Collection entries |
# # # #

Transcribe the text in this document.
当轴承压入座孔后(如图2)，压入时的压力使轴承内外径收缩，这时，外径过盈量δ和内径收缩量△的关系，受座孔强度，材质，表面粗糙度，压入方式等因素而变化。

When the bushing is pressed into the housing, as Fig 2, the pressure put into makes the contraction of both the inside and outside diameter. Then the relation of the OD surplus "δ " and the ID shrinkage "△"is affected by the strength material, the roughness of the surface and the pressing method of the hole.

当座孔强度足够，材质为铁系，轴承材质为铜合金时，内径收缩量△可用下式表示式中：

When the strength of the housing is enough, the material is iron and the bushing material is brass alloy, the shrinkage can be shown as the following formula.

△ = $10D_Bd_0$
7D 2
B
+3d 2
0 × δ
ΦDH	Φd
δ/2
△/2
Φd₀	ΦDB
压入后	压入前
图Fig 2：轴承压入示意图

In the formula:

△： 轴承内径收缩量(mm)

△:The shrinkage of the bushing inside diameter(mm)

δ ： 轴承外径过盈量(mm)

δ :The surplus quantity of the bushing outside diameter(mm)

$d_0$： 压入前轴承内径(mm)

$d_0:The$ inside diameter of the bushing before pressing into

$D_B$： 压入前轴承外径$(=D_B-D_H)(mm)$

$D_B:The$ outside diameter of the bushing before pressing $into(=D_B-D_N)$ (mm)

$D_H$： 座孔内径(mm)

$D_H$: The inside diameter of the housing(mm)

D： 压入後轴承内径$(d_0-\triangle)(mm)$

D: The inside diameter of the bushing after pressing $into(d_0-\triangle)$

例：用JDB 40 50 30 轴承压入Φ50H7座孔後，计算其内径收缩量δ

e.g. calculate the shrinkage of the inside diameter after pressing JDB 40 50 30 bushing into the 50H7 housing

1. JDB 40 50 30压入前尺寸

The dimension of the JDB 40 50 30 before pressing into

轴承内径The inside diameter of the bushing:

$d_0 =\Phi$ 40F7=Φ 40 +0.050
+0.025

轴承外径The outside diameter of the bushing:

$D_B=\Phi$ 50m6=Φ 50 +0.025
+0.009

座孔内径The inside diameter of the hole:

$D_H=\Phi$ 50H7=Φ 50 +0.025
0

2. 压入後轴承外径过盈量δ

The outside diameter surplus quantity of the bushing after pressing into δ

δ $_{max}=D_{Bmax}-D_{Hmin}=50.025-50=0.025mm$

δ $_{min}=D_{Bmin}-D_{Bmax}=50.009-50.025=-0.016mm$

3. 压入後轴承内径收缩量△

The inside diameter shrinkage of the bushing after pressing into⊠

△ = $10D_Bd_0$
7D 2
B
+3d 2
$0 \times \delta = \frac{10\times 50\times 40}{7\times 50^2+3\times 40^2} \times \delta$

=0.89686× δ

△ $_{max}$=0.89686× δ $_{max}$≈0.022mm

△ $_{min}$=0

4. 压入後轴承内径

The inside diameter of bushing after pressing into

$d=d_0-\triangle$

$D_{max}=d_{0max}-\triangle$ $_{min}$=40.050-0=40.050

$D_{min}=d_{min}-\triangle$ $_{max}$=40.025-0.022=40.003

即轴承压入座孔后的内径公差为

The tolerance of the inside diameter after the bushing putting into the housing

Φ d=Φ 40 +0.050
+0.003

# # # #

STATED GOAL | Pull every line containing "Bmax" from the data.

RESULT |
δ $_{max}=D_{Bmax}-D_{Hmin}=50.025-50=0.025mm$
δ $_{min}=D_{Bmin}-D_{Bmax}=50.009-50.025=-0.016mm$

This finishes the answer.